Job -> Can you reproduce the listing below word for word, every line of it unchanged?

Dataset content ->
***

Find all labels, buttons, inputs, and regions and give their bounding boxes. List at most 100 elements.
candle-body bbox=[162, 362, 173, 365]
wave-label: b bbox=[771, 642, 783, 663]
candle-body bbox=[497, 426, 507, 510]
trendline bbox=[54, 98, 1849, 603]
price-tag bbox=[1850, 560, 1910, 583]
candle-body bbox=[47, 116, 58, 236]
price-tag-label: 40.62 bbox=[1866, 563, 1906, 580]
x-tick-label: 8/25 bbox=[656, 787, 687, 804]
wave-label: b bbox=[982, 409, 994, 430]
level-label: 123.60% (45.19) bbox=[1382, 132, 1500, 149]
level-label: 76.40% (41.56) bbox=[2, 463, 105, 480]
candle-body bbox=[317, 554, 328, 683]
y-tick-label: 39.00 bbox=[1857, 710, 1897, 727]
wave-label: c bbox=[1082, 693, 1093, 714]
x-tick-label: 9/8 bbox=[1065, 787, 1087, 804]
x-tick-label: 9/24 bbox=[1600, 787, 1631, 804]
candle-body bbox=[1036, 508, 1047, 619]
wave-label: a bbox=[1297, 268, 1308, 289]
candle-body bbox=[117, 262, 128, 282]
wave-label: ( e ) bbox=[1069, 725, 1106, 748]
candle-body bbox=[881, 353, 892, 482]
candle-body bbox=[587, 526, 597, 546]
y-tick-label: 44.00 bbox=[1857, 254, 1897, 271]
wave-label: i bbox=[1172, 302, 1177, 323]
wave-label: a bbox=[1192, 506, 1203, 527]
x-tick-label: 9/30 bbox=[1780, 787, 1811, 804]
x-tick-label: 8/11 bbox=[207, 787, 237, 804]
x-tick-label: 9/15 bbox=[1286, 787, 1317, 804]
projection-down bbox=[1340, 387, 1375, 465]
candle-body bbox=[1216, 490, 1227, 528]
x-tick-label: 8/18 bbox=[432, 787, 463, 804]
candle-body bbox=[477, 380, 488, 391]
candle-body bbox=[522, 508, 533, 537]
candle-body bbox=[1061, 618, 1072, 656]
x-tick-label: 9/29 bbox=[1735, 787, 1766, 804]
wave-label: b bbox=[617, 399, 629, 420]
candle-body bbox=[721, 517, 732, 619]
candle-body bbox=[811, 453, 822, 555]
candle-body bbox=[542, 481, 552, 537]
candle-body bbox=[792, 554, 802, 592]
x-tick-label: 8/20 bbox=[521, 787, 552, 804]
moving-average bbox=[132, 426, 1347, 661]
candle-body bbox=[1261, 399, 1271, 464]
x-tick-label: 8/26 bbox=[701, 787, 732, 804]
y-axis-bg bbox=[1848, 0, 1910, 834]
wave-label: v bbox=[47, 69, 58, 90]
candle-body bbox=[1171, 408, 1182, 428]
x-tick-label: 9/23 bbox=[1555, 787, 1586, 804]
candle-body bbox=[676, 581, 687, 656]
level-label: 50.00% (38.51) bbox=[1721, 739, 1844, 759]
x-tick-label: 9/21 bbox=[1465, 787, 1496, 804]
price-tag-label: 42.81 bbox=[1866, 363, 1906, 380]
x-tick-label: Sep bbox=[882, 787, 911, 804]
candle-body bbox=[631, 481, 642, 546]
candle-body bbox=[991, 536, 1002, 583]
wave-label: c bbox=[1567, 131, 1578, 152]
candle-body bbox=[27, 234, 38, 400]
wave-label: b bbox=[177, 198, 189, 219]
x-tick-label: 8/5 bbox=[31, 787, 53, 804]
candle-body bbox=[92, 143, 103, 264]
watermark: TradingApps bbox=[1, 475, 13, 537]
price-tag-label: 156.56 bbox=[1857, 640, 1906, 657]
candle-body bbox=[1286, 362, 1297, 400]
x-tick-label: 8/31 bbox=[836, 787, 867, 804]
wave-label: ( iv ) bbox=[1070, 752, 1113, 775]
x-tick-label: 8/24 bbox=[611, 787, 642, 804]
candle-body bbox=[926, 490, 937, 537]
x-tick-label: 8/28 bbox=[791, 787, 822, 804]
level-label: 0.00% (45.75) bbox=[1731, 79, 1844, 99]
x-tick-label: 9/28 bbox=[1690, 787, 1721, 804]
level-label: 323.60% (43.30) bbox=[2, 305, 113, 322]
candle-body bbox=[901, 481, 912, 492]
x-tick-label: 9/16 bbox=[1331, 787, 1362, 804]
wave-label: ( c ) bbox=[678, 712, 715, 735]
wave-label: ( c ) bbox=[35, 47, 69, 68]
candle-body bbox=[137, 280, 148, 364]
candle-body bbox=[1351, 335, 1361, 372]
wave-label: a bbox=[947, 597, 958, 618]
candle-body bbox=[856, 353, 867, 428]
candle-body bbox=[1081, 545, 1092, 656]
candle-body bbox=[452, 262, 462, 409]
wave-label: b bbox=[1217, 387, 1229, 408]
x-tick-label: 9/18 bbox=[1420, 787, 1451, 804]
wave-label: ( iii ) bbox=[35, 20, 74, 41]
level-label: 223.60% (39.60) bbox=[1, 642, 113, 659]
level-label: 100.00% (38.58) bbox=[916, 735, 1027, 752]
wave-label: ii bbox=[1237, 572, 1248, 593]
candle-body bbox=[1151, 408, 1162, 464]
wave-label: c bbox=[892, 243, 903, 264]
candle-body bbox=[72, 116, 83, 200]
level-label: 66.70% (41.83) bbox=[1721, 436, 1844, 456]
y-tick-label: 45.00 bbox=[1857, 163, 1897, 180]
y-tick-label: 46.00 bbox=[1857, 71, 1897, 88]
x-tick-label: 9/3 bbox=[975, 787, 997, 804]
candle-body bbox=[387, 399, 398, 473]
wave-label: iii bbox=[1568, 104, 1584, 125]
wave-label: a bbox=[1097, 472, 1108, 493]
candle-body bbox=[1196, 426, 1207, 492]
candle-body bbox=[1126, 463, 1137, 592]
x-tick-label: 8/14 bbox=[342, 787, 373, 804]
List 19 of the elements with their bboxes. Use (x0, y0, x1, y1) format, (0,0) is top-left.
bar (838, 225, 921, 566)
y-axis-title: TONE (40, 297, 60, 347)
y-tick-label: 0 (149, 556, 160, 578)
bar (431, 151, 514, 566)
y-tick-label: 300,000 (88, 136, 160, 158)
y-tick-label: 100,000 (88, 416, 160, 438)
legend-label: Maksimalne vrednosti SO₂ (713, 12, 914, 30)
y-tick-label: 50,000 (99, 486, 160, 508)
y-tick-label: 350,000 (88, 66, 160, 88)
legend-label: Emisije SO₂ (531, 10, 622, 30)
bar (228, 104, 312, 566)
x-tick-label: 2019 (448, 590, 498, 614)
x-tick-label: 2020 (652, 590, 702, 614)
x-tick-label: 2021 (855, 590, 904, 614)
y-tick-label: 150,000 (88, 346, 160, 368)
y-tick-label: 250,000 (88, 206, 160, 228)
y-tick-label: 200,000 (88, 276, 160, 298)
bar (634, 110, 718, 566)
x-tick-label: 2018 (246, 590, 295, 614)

***

Problem solution ->
Find all labels, buttons, inputs, and regions and give their bounding boxes. List at most 100 elements.
candle-body bbox=[162, 362, 173, 365]
wave-label: b bbox=[771, 642, 783, 663]
candle-body bbox=[497, 426, 507, 510]
trendline bbox=[54, 98, 1849, 603]
price-tag bbox=[1850, 560, 1910, 583]
candle-body bbox=[47, 116, 58, 236]
price-tag-label: 40.62 bbox=[1866, 563, 1906, 580]
x-tick-label: 8/25 bbox=[656, 787, 687, 804]
wave-label: b bbox=[982, 409, 994, 430]
level-label: 123.60% (45.19) bbox=[1382, 132, 1500, 149]
level-label: 76.40% (41.56) bbox=[2, 463, 105, 480]
candle-body bbox=[317, 554, 328, 683]
y-tick-label: 39.00 bbox=[1857, 710, 1897, 727]
wave-label: c bbox=[1082, 693, 1093, 714]
x-tick-label: 9/8 bbox=[1065, 787, 1087, 804]
x-tick-label: 9/24 bbox=[1600, 787, 1631, 804]
candle-body bbox=[1036, 508, 1047, 619]
wave-label: a bbox=[1297, 268, 1308, 289]
candle-body bbox=[117, 262, 128, 282]
wave-label: ( e ) bbox=[1069, 725, 1106, 748]
candle-body bbox=[881, 353, 892, 482]
candle-body bbox=[587, 526, 597, 546]
y-tick-label: 44.00 bbox=[1857, 254, 1897, 271]
wave-label: i bbox=[1172, 302, 1177, 323]
wave-label: a bbox=[1192, 506, 1203, 527]
x-tick-label: 9/30 bbox=[1780, 787, 1811, 804]
x-tick-label: 8/11 bbox=[207, 787, 237, 804]
x-tick-label: 9/15 bbox=[1286, 787, 1317, 804]
projection-down bbox=[1340, 387, 1375, 465]
candle-body bbox=[1216, 490, 1227, 528]
x-tick-label: 8/18 bbox=[432, 787, 463, 804]
candle-body bbox=[477, 380, 488, 391]
candle-body bbox=[522, 508, 533, 537]
candle-body bbox=[1061, 618, 1072, 656]
x-tick-label: 9/29 bbox=[1735, 787, 1766, 804]
wave-label: b bbox=[617, 399, 629, 420]
candle-body bbox=[721, 517, 732, 619]
candle-body bbox=[811, 453, 822, 555]
candle-body bbox=[542, 481, 552, 537]
candle-body bbox=[792, 554, 802, 592]
x-tick-label: 8/20 bbox=[521, 787, 552, 804]
moving-average bbox=[132, 426, 1347, 661]
candle-body bbox=[1261, 399, 1271, 464]
x-tick-label: 8/26 bbox=[701, 787, 732, 804]
y-axis-bg bbox=[1848, 0, 1910, 834]
wave-label: v bbox=[47, 69, 58, 90]
candle-body bbox=[1171, 408, 1182, 428]
x-tick-label: 9/23 bbox=[1555, 787, 1586, 804]
candle-body bbox=[676, 581, 687, 656]
level-label: 50.00% (38.51) bbox=[1721, 739, 1844, 759]
x-tick-label: 9/21 bbox=[1465, 787, 1496, 804]
price-tag-label: 42.81 bbox=[1866, 363, 1906, 380]
x-tick-label: Sep bbox=[882, 787, 911, 804]
candle-body bbox=[631, 481, 642, 546]
candle-body bbox=[991, 536, 1002, 583]
wave-label: c bbox=[1567, 131, 1578, 152]
candle-body bbox=[27, 234, 38, 400]
wave-label: b bbox=[177, 198, 189, 219]
x-tick-label: 8/5 bbox=[31, 787, 53, 804]
candle-body bbox=[92, 143, 103, 264]
watermark: TradingApps bbox=[1, 475, 13, 537]
price-tag-label: 156.56 bbox=[1857, 640, 1906, 657]
candle-body bbox=[1286, 362, 1297, 400]
x-tick-label: 8/31 bbox=[836, 787, 867, 804]
wave-label: ( iv ) bbox=[1070, 752, 1113, 775]
x-tick-label: 8/24 bbox=[611, 787, 642, 804]
candle-body bbox=[926, 490, 937, 537]
x-tick-label: 8/28 bbox=[791, 787, 822, 804]
level-label: 0.00% (45.75) bbox=[1731, 79, 1844, 99]
x-tick-label: 9/28 bbox=[1690, 787, 1721, 804]
level-label: 323.60% (43.30) bbox=[2, 305, 113, 322]
candle-body bbox=[901, 481, 912, 492]
x-tick-label: 9/16 bbox=[1331, 787, 1362, 804]
wave-label: ( c ) bbox=[678, 712, 715, 735]
wave-label: ( c ) bbox=[35, 47, 69, 68]
candle-body bbox=[137, 280, 148, 364]
candle-body bbox=[1351, 335, 1361, 372]
wave-label: a bbox=[947, 597, 958, 618]
candle-body bbox=[856, 353, 867, 428]
candle-body bbox=[1081, 545, 1092, 656]
candle-body bbox=[452, 262, 462, 409]
wave-label: b bbox=[1217, 387, 1229, 408]
x-tick-label: 9/18 bbox=[1420, 787, 1451, 804]
wave-label: ( iii ) bbox=[35, 20, 74, 41]
level-label: 223.60% (39.60) bbox=[1, 642, 113, 659]
level-label: 100.00% (38.58) bbox=[916, 735, 1027, 752]
wave-label: ii bbox=[1237, 572, 1248, 593]
candle-body bbox=[1151, 408, 1162, 464]
wave-label: c bbox=[892, 243, 903, 264]
candle-body bbox=[72, 116, 83, 200]
level-label: 66.70% (41.83) bbox=[1721, 436, 1844, 456]
y-tick-label: 45.00 bbox=[1857, 163, 1897, 180]
y-tick-label: 46.00 bbox=[1857, 71, 1897, 88]
x-tick-label: 9/3 bbox=[975, 787, 997, 804]
candle-body bbox=[387, 399, 398, 473]
wave-label: iii bbox=[1568, 104, 1584, 125]
wave-label: a bbox=[1097, 472, 1108, 493]
candle-body bbox=[1196, 426, 1207, 492]
candle-body bbox=[1126, 463, 1137, 592]
x-tick-label: 8/14 bbox=[342, 787, 373, 804]
List 19 of the elements with their bboxes. Use (x0, y0, x1, y1) format, (0,0) is top-left.
bar (838, 225, 921, 566)
y-axis-title: TONE (40, 297, 60, 347)
y-tick-label: 0 (149, 556, 160, 578)
bar (431, 151, 514, 566)
y-tick-label: 300,000 (88, 136, 160, 158)
y-tick-label: 100,000 (88, 416, 160, 438)
legend-label: Maksimalne vrednosti SO₂ (713, 12, 914, 30)
y-tick-label: 50,000 (99, 486, 160, 508)
y-tick-label: 350,000 (88, 66, 160, 88)
legend-label: Emisije SO₂ (531, 10, 622, 30)
bar (228, 104, 312, 566)
x-tick-label: 2019 (448, 590, 498, 614)
x-tick-label: 2020 (652, 590, 702, 614)
x-tick-label: 2021 (855, 590, 904, 614)
y-tick-label: 150,000 (88, 346, 160, 368)
y-tick-label: 250,000 (88, 206, 160, 228)
y-tick-label: 200,000 (88, 276, 160, 298)
bar (634, 110, 718, 566)
x-tick-label: 2018 (246, 590, 295, 614)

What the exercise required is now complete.